* _Passage_
=== Section Start ===

Our Pagan Theocracy

Our Pagan Theocracy June 30, 2023

The estimable Joy Pullman of The Federalist has written a stirring critique of “Pride Month,” which requires all good people and all socially-acceptable institutions to do obeisance to the LGBTQ+ cause by flying the rainbow flag and making other symbolic gestures of submission.

She argues, in the words of the title of her article, that Pride Is The Flag Of American Occupation, showing how the rainbow flag has often displaced the stars and stripes–even on embassies and other official government buildings–and how it represents a regime change from our constitutional order.

But what struck me most about her article is her contention that we are seeing the rise of a “pagan theocracy.”  As the overall society rejects Christianity, it turns to other belief systems that are given absolute moral and spiritual authority.  While progressives keep raising the specter of a Christian theocracy–as if that could happen–the real threat to our liberties is coming from a pagan theocracy.  She writes:

Paganism doesn’t keep the trains running or un-looted, but it does keep people involved in rituals that distract from their own dysfunction. Some religious rites resolve dysfunction — penitence and forgiveness, for a key example. Others, such as scapegoating, perpetuate dysfunction.

=== Section End ===

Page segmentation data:
=== Section Start ===

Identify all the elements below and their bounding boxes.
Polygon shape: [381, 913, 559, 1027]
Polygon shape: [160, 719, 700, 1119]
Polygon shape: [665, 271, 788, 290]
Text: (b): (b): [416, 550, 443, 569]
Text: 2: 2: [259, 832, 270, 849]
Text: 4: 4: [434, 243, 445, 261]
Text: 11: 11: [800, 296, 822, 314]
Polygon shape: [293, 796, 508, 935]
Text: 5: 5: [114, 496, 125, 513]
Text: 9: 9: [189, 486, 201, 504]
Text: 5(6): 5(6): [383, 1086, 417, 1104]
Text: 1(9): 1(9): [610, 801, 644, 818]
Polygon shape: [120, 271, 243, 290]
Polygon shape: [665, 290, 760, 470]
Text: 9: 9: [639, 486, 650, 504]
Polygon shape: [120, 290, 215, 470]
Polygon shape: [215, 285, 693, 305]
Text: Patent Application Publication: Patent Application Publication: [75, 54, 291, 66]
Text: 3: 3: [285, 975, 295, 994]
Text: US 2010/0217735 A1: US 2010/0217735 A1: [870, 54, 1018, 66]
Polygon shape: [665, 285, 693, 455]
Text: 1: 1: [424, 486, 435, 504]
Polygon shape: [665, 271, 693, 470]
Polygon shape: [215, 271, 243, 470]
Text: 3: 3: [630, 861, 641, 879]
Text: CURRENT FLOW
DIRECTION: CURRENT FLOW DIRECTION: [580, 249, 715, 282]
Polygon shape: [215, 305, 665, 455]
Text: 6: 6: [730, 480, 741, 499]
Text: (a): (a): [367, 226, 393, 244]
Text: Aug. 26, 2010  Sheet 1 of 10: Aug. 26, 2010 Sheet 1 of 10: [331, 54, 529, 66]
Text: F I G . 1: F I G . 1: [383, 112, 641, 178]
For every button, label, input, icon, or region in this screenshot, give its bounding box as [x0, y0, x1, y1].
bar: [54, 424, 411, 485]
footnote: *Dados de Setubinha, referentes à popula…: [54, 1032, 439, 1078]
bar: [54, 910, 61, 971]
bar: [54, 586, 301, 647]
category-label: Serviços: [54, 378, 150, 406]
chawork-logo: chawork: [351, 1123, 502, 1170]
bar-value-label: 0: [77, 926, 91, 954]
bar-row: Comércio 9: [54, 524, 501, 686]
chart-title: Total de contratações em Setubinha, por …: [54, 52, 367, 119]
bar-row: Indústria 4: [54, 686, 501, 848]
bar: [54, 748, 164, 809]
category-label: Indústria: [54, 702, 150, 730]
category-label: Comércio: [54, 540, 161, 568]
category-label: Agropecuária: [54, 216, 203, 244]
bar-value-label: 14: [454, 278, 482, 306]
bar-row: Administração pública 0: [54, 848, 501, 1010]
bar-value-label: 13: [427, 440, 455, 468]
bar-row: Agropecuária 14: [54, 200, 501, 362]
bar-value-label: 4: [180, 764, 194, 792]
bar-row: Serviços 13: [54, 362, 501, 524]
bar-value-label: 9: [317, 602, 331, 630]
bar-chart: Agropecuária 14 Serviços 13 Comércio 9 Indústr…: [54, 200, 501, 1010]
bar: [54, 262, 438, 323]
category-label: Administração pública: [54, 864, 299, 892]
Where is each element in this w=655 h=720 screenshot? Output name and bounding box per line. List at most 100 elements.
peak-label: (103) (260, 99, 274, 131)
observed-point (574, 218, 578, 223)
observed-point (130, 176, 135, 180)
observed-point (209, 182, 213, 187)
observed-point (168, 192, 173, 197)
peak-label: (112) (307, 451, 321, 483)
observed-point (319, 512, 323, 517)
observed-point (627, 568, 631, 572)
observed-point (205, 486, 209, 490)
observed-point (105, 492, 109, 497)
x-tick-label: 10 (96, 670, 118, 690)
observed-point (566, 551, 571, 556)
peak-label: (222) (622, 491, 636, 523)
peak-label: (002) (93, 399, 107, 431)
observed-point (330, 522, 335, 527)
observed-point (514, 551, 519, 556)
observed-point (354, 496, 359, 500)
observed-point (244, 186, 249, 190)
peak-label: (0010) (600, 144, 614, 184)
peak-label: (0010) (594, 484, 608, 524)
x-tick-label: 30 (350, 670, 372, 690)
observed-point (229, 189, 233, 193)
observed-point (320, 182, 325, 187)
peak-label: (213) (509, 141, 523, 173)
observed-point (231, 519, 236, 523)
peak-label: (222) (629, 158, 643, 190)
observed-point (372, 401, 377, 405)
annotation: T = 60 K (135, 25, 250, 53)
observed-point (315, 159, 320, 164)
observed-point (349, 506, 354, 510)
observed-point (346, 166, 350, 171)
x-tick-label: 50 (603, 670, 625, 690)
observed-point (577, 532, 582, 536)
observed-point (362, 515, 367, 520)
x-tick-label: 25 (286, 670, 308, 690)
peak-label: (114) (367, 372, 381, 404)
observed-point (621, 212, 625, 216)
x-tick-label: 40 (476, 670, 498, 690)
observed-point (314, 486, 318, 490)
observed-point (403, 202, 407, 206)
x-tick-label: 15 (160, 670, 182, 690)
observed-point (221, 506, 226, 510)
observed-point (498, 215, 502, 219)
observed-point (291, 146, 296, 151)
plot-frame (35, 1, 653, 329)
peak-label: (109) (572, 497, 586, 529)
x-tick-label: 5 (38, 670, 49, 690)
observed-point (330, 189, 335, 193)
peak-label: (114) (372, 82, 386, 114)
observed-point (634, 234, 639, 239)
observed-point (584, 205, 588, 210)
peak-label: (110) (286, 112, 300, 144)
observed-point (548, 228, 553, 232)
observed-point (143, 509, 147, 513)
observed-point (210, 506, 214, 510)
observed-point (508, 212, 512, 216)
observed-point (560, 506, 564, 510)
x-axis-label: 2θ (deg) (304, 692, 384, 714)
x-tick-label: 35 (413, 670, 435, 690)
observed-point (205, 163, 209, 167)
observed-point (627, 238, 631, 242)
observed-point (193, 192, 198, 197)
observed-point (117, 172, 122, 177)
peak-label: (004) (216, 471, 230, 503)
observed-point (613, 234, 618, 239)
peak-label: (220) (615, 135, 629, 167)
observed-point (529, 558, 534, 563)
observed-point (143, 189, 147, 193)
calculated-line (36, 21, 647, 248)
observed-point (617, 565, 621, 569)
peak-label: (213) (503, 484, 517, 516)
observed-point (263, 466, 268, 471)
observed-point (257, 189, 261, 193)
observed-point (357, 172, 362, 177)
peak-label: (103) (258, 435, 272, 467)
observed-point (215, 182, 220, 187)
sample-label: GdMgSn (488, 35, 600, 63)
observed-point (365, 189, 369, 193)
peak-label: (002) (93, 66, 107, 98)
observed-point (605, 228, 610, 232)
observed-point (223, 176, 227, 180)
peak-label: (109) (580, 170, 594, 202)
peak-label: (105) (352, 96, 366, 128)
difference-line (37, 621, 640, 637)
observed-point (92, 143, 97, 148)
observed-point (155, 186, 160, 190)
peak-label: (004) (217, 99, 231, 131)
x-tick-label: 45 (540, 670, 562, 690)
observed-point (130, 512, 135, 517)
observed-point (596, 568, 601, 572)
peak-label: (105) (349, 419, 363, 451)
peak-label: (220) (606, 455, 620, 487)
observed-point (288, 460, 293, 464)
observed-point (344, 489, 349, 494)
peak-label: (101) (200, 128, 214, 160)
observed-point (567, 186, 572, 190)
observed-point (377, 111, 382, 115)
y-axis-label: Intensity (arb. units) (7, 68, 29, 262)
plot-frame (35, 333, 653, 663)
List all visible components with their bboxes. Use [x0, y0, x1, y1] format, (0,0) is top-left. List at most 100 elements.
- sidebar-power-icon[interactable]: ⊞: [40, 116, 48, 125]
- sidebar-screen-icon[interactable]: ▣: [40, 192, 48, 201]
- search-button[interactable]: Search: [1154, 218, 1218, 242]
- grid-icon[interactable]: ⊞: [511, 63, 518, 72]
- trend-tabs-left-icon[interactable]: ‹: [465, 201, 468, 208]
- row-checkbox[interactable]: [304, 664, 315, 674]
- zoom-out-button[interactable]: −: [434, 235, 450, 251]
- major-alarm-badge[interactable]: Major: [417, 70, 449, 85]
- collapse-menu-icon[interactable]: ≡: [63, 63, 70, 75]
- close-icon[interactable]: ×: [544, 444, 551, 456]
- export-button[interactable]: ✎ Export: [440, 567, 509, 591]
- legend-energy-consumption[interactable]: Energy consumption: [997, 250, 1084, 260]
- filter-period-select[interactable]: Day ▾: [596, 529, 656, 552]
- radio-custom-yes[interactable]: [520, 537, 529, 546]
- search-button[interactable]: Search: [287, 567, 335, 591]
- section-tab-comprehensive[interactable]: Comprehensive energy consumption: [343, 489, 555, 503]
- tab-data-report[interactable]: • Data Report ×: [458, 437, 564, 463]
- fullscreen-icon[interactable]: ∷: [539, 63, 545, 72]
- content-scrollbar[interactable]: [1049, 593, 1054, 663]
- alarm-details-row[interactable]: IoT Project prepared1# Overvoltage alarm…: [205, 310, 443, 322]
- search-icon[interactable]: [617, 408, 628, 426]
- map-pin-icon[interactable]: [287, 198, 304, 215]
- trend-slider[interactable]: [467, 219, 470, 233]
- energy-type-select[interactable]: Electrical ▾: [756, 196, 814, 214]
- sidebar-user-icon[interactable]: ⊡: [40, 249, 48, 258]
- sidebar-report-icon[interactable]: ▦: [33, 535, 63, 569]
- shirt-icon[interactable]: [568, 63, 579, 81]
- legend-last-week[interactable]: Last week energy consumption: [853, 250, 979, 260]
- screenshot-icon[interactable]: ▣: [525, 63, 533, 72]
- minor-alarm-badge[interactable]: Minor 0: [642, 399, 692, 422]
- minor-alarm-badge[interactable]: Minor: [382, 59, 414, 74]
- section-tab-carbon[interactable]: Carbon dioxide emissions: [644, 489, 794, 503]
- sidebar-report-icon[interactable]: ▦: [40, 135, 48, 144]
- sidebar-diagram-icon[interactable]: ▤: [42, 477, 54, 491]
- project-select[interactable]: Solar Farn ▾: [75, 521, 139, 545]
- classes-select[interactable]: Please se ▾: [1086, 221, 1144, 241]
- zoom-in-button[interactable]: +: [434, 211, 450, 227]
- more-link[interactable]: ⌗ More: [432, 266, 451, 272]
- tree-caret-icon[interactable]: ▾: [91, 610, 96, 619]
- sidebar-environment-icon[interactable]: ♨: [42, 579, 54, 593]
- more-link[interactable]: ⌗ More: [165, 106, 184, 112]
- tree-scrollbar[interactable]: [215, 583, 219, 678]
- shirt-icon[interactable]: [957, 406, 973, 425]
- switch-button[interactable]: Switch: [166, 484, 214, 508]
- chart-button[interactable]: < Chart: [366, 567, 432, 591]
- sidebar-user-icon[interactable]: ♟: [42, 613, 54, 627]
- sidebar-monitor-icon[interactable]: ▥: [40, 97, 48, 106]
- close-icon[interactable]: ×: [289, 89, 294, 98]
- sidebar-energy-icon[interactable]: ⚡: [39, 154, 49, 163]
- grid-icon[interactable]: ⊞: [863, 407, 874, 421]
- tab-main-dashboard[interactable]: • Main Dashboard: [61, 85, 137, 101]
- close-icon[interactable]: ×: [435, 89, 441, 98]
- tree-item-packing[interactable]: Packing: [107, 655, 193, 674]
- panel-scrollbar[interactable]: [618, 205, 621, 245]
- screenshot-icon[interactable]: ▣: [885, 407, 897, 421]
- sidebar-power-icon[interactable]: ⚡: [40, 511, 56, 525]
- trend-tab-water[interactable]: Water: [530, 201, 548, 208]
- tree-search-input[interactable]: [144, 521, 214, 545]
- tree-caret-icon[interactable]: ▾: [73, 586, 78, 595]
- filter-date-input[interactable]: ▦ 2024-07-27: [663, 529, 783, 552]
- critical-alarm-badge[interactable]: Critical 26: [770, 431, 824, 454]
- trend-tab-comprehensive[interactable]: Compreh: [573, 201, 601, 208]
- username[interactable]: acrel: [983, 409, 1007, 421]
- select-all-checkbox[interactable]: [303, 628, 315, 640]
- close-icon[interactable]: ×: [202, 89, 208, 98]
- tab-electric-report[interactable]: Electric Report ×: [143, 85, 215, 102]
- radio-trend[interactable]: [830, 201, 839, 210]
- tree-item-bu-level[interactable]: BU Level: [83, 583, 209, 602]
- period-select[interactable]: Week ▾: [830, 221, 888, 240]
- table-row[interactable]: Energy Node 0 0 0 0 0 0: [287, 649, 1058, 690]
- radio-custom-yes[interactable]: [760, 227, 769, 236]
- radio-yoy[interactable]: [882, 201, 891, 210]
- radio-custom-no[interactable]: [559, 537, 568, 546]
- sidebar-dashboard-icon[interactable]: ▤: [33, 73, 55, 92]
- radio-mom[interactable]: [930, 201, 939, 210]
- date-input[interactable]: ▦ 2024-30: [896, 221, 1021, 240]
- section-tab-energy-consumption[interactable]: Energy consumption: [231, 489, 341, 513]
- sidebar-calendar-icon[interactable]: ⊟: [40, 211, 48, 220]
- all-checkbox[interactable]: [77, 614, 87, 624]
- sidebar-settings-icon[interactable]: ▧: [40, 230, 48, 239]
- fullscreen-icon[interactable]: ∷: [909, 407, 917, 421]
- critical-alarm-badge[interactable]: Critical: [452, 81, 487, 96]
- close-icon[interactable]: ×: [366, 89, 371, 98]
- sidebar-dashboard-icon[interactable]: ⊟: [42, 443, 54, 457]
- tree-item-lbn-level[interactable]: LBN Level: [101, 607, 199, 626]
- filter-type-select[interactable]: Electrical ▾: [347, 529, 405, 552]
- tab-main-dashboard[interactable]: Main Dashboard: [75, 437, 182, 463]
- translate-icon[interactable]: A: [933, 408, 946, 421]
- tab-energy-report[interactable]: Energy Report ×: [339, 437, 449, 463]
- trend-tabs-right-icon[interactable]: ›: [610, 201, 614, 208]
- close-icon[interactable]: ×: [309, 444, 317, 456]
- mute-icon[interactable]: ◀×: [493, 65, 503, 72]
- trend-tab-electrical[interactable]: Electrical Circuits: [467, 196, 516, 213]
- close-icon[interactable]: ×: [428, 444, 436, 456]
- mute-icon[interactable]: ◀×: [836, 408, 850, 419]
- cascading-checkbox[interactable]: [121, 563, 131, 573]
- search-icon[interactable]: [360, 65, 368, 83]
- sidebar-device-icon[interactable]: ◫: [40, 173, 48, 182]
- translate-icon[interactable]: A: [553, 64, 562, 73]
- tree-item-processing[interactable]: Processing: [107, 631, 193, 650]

=== Section End ===

* _Task statement_
Extend the essay on pagan theocracy from its last sentence, keeping its voice and argument.

* _Exercise output_
Through repentance, people take responsibility for their actions and promise to improve. Through scapegoating, people transfer responsibility for their actions to uncontrollable entities like the rain god, white supremacy, and global warming. You should be able to see why a society based on the former would have more functioning infrastructure and why a society based on the latter would have less.

It’s no accident that cancel culture mushroomed as a ritual in the age of identity politics. Its entire cycle of repeat public shaming without resolution is a pagan religious ritual.

Identity politics unites pagan religious impulses with legal structures for enforcement and validation. This intertwined religious and political system — a theocracy — is displacing basic American rights like being assumed innocent until proven guilty in a court of law and being legally protected from public slander and libel.

Now our own government endorses this religious impulse and elevates its symbols atop the symbols of our former constitutional order. It’s an occupation flag signifying regime change.

It’s ultimately not surprising, because every government has to operate upon a widely accepted code of morality. Every government is informed and affected by the religion of its people. The basis of culture, as Russell Kirk noted, is the cult: a religion. From that religion’s philosophical underpinnings flow government, the arts, and all the rest.

I would add, though, that this is not orthodox paganism, if I can use that expression.  Most paganism is built around fertility but this heretical paganism is built on infertility.  Most paganism reveres  nature. Today’s heretical paganism  pays lip service to nature by consuming organic foods, by adhering to the tenets of environmentalism, and by its apocalyptic preaching about global warming.  But by assuming that human beings control nature–to the point of being able to destroy it–and by insisting that human beings are not part of nature, as well as by denying the sexed natural body and by downplaying the imperative to reproduce, they are violating pagan orthodoxy.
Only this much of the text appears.